-- Start of Data in this exercise --

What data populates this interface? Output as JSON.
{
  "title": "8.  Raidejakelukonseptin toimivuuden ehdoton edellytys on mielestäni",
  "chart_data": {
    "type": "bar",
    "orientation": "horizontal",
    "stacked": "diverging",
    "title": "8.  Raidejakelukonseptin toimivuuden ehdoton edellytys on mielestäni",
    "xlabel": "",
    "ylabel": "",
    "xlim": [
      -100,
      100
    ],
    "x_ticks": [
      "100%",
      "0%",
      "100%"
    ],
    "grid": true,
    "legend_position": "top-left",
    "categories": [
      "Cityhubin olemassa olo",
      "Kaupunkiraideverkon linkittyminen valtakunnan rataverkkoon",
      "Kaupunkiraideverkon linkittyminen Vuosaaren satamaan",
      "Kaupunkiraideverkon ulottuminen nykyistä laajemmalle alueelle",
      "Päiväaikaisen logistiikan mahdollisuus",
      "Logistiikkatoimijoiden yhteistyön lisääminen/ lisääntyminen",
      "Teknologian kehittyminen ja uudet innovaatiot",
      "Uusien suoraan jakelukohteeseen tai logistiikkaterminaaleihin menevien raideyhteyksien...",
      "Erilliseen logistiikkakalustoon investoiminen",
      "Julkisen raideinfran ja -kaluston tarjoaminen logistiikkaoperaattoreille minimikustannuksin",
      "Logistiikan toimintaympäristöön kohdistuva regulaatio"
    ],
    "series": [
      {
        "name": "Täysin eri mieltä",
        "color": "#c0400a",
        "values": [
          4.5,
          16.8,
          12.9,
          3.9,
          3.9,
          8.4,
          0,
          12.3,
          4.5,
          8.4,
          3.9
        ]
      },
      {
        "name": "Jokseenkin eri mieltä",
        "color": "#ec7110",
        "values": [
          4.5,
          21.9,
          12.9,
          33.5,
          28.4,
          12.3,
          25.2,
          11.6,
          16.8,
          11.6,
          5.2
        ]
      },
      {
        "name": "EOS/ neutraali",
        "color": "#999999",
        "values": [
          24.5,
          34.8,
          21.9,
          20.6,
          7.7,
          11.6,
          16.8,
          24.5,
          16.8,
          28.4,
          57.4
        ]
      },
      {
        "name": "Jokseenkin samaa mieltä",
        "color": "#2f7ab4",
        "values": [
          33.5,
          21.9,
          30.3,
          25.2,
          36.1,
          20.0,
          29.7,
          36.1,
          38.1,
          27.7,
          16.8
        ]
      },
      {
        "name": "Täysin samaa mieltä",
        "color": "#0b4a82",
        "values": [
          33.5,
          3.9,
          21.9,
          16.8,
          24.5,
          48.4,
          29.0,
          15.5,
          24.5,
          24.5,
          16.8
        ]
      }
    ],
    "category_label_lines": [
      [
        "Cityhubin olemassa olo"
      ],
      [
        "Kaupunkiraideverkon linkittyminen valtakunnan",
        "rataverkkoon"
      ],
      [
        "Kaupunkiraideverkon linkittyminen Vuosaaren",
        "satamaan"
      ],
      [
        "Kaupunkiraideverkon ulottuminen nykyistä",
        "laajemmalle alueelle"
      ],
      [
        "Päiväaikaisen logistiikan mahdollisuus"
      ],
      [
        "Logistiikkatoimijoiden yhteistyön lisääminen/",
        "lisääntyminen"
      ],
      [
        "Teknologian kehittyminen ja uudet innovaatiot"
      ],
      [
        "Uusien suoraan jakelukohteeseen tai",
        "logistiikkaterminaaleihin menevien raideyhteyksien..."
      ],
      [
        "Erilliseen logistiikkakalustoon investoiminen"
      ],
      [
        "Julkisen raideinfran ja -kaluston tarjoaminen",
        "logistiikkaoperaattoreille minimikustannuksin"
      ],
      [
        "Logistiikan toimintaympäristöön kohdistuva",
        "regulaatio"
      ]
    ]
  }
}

-- End of Data in this exercise --

Task details
Reproduce every line from the entries that holds the word "Päiväaikaisen".

Solution
      "Päiväaikaisen logistiikan mahdollisuus",
        "Päiväaikaisen logistiikan mahdollisuus"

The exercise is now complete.